**Task prompt:** Go through the records underneath and write each one out again exactly.

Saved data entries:
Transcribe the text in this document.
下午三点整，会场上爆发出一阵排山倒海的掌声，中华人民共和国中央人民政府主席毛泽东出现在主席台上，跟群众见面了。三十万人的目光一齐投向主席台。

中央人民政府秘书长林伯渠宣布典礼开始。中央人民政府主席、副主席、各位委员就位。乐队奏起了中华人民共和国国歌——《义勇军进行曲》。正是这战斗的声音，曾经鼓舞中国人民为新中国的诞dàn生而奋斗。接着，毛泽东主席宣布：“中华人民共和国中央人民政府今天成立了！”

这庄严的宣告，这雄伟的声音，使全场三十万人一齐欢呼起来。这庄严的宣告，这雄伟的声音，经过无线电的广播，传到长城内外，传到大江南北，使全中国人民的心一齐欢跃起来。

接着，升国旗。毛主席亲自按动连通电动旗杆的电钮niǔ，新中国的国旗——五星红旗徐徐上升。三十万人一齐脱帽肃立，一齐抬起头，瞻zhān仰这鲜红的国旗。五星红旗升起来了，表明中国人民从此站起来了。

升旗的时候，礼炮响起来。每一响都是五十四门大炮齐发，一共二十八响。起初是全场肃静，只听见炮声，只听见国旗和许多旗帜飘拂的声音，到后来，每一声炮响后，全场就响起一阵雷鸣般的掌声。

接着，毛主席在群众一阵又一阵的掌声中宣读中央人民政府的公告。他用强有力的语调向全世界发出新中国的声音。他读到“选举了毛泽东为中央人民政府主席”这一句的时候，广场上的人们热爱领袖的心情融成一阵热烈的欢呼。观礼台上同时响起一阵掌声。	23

**Result:**
Transcribe the text in this document.
下午三点整，会场上爆发出一阵排山倒海的掌声，中华人民共和国中央人民政府主席毛泽东出现在主席台上，跟群众见面了。三十万人的目光一齐投向主席台。

中央人民政府秘书长林伯渠宣布典礼开始。中央人民政府主席、副主席、各位委员就位。乐队奏起了中华人民共和国国歌——《义勇军进行曲》。正是这战斗的声音，曾经鼓舞中国人民为新中国的诞dàn生而奋斗。接着，毛泽东主席宣布：“中华人民共和国中央人民政府今天成立了！”

这庄严的宣告，这雄伟的声音，使全场三十万人一齐欢呼起来。这庄严的宣告，这雄伟的声音，经过无线电的广播，传到长城内外，传到大江南北，使全中国人民的心一齐欢跃起来。

接着，升国旗。毛主席亲自按动连通电动旗杆的电钮niǔ，新中国的国旗——五星红旗徐徐上升。三十万人一齐脱帽肃立，一齐抬起头，瞻zhān仰这鲜红的国旗。五星红旗升起来了，表明中国人民从此站起来了。

升旗的时候，礼炮响起来。每一响都是五十四门大炮齐发，一共二十八响。起初是全场肃静，只听见炮声，只听见国旗和许多旗帜飘拂的声音，到后来，每一声炮响后，全场就响起一阵雷鸣般的掌声。

接着，毛主席在群众一阵又一阵的掌声中宣读中央人民政府的公告。他用强有力的语调向全世界发出新中国的声音。他读到“选举了毛泽东为中央人民政府主席”这一句的时候，广场上的人们热爱领袖的心情融成一阵热烈的欢呼。观礼台上同时响起一阵掌声。	23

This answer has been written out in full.